Please copy all the lines that follow, word for word.

..............................

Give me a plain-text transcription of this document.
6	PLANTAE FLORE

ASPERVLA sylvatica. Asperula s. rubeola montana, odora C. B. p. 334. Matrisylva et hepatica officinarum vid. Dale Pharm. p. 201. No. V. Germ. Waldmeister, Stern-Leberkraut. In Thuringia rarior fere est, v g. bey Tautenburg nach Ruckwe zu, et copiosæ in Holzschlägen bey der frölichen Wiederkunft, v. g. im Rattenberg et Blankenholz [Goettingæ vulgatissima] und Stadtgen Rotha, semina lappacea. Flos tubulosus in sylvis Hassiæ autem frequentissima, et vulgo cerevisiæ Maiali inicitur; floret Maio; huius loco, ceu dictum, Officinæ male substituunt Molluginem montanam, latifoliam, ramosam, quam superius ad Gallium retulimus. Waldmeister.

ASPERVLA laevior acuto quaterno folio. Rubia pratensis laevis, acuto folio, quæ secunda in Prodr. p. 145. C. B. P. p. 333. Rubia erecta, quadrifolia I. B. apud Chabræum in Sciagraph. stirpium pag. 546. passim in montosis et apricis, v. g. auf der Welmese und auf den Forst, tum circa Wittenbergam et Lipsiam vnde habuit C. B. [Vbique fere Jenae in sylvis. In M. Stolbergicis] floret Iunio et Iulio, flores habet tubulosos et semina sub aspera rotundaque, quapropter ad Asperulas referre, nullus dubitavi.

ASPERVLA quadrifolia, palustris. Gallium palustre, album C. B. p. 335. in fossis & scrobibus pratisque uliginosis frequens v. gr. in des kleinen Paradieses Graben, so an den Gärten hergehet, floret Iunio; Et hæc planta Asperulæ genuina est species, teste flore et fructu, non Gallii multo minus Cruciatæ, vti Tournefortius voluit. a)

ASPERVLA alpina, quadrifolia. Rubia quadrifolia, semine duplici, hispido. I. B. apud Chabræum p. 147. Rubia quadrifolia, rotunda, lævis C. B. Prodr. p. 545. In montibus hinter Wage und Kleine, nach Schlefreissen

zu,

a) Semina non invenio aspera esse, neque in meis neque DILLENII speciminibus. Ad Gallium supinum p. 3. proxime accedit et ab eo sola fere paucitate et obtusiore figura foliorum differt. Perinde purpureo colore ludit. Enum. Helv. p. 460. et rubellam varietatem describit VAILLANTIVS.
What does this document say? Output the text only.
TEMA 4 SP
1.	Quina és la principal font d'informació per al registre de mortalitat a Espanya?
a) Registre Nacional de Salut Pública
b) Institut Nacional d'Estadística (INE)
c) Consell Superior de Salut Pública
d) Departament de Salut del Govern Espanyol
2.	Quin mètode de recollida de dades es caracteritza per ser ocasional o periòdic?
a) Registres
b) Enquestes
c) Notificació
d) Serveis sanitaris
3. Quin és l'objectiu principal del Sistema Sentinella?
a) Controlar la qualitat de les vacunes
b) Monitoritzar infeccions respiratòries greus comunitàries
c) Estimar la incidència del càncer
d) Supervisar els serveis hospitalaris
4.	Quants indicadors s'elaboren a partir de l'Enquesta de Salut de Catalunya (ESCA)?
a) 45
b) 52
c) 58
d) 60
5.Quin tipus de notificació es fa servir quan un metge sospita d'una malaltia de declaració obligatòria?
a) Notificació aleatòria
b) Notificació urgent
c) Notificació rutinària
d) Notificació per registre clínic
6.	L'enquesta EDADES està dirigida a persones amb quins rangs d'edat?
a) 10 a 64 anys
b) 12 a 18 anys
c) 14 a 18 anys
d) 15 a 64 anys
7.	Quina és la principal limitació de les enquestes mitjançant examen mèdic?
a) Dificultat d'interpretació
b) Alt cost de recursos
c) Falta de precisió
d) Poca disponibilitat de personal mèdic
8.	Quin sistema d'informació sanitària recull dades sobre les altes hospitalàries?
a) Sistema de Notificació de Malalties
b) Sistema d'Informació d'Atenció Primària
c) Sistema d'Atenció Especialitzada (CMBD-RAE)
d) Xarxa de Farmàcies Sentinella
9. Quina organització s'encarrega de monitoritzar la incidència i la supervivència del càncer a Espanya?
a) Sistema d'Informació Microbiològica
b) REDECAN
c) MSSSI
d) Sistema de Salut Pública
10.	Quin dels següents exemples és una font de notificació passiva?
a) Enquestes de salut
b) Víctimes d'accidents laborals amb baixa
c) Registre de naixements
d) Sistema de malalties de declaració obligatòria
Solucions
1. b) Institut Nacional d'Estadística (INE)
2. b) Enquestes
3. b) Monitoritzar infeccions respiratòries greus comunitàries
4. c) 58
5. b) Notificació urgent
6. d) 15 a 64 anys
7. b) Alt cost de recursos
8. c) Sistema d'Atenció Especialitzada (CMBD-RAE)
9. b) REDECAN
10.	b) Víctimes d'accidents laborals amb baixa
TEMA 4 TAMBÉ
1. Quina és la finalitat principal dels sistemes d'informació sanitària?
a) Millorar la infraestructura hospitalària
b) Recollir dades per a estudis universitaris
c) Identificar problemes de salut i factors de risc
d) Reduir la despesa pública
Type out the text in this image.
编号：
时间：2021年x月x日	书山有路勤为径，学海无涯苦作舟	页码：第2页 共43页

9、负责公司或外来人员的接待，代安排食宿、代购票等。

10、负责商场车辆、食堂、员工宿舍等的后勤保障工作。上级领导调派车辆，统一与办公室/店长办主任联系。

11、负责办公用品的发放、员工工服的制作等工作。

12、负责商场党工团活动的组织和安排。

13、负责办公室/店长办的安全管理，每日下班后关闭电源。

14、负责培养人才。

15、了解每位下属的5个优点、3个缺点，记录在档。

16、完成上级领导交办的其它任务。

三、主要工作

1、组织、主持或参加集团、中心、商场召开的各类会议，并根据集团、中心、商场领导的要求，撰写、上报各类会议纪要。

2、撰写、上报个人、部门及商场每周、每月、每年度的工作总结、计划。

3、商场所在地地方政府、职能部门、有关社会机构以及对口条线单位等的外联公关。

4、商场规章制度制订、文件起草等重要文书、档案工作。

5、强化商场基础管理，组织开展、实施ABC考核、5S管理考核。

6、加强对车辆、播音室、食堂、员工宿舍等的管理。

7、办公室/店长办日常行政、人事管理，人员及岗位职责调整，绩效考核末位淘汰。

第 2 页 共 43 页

..............................

### Exercise result
Give me a plain-text transcription of this document.
6	PLANTAE FLORE

ASPERVLA sylvatica. Asperula s. rubeola montana, odora C. B. p. 334. Matrisylva et hepatica officinarum vid. Dale Pharm. p. 201. No. V. Germ. Waldmeister, Stern-Leberkraut. In Thuringia rarior fere est, v g. bey Tautenburg nach Ruckwe zu, et copiosæ in Holzschlägen bey der frölichen Wiederkunft, v. g. im Rattenberg et Blankenholz [Goettingæ vulgatissima] und Stadtgen Rotha, semina lappacea. Flos tubulosus in sylvis Hassiæ autem frequentissima, et vulgo cerevisiæ Maiali inicitur; floret Maio; huius loco, ceu dictum, Officinæ male substituunt Molluginem montanam, latifoliam, ramosam, quam superius ad Gallium retulimus. Waldmeister.

ASPERVLA laevior acuto quaterno folio. Rubia pratensis laevis, acuto folio, quæ secunda in Prodr. p. 145. C. B. P. p. 333. Rubia erecta, quadrifolia I. B. apud Chabræum in Sciagraph. stirpium pag. 546. passim in montosis et apricis, v. g. auf der Welmese und auf den Forst, tum circa Wittenbergam et Lipsiam vnde habuit C. B. [Vbique fere Jenae in sylvis. In M. Stolbergicis] floret Iunio et Iulio, flores habet tubulosos et semina sub aspera rotundaque, quapropter ad Asperulas referre, nullus dubitavi.

ASPERVLA quadrifolia, palustris. Gallium palustre, album C. B. p. 335. in fossis & scrobibus pratisque uliginosis frequens v. gr. in des kleinen Paradieses Graben, so an den Gärten hergehet, floret Iunio; Et hæc planta Asperulæ genuina est species, teste flore et fructu, non Gallii multo minus Cruciatæ, vti Tournefortius voluit. a)

ASPERVLA alpina, quadrifolia. Rubia quadrifolia, semine duplici, hispido. I. B. apud Chabræum p. 147. Rubia quadrifolia, rotunda, lævis C. B. Prodr. p. 545. In montibus hinter Wage und Kleine, nach Schlefreissen

zu,

a) Semina non invenio aspera esse, neque in meis neque DILLENII speciminibus. Ad Gallium supinum p. 3. proxime accedit et ab eo sola fere paucitate et obtusiore figura foliorum differt. Perinde purpureo colore ludit. Enum. Helv. p. 460. et rubellam varietatem describit VAILLANTIVS.
What does this document say? Output the text only.
TEMA 4 SP
1.	Quina és la principal font d'informació per al registre de mortalitat a Espanya?
a) Registre Nacional de Salut Pública
b) Institut Nacional d'Estadística (INE)
c) Consell Superior de Salut Pública
d) Departament de Salut del Govern Espanyol
2.	Quin mètode de recollida de dades es caracteritza per ser ocasional o periòdic?
a) Registres
b) Enquestes
c) Notificació
d) Serveis sanitaris
3. Quin és l'objectiu principal del Sistema Sentinella?
a) Controlar la qualitat de les vacunes
b) Monitoritzar infeccions respiratòries greus comunitàries
c) Estimar la incidència del càncer
d) Supervisar els serveis hospitalaris
4.	Quants indicadors s'elaboren a partir de l'Enquesta de Salut de Catalunya (ESCA)?
a) 45
b) 52
c) 58
d) 60
5.Quin tipus de notificació es fa servir quan un metge sospita d'una malaltia de declaració obligatòria?
a) Notificació aleatòria
b) Notificació urgent
c) Notificació rutinària
d) Notificació per registre clínic
6.	L'enquesta EDADES està dirigida a persones amb quins rangs d'edat?
a) 10 a 64 anys
b) 12 a 18 anys
c) 14 a 18 anys
d) 15 a 64 anys
7.	Quina és la principal limitació de les enquestes mitjançant examen mèdic?
a) Dificultat d'interpretació
b) Alt cost de recursos
c) Falta de precisió
d) Poca disponibilitat de personal mèdic
8.	Quin sistema d'informació sanitària recull dades sobre les altes hospitalàries?
a) Sistema de Notificació de Malalties
b) Sistema d'Informació d'Atenció Primària
c) Sistema d'Atenció Especialitzada (CMBD-RAE)
d) Xarxa de Farmàcies Sentinella
9. Quina organització s'encarrega de monitoritzar la incidència i la supervivència del càncer a Espanya?
a) Sistema d'Informació Microbiològica
b) REDECAN
c) MSSSI
d) Sistema de Salut Pública
10.	Quin dels següents exemples és una font de notificació passiva?
a) Enquestes de salut
b) Víctimes d'accidents laborals amb baixa
c) Registre de naixements
d) Sistema de malalties de declaració obligatòria
Solucions
1. b) Institut Nacional d'Estadística (INE)
2. b) Enquestes
3. b) Monitoritzar infeccions respiratòries greus comunitàries
4. c) 58
5. b) Notificació urgent
6. d) 15 a 64 anys
7. b) Alt cost de recursos
8. c) Sistema d'Atenció Especialitzada (CMBD-RAE)
9. b) REDECAN
10.	b) Víctimes d'accidents laborals amb baixa
TEMA 4 TAMBÉ
1. Quina és la finalitat principal dels sistemes d'informació sanitària?
a) Millorar la infraestructura hospitalària
b) Recollir dades per a estudis universitaris
c) Identificar problemes de salut i factors de risc
d) Reduir la despesa pública
Type out the text in this image.
编号：
时间：2021年x月x日	书山有路勤为径，学海无涯苦作舟	页码：第2页 共43页

9、负责公司或外来人员的接待，代安排食宿、代购票等。

10、负责商场车辆、食堂、员工宿舍等的后勤保障工作。上级领导调派车辆，统一与办公室/店长办主任联系。

11、负责办公用品的发放、员工工服的制作等工作。

12、负责商场党工团活动的组织和安排。

13、负责办公室/店长办的安全管理，每日下班后关闭电源。

14、负责培养人才。

15、了解每位下属的5个优点、3个缺点，记录在档。

16、完成上级领导交办的其它任务。

三、主要工作

1、组织、主持或参加集团、中心、商场召开的各类会议，并根据集团、中心、商场领导的要求，撰写、上报各类会议纪要。

2、撰写、上报个人、部门及商场每周、每月、每年度的工作总结、计划。

3、商场所在地地方政府、职能部门、有关社会机构以及对口条线单位等的外联公关。

4、商场规章制度制订、文件起草等重要文书、档案工作。

5、强化商场基础管理，组织开展、实施ABC考核、5S管理考核。

6、加强对车辆、播音室、食堂、员工宿舍等的管理。

7、办公室/店长办日常行政、人事管理，人员及岗位职责调整，绩效考核末位淘汰。

第 2 页 共 43 页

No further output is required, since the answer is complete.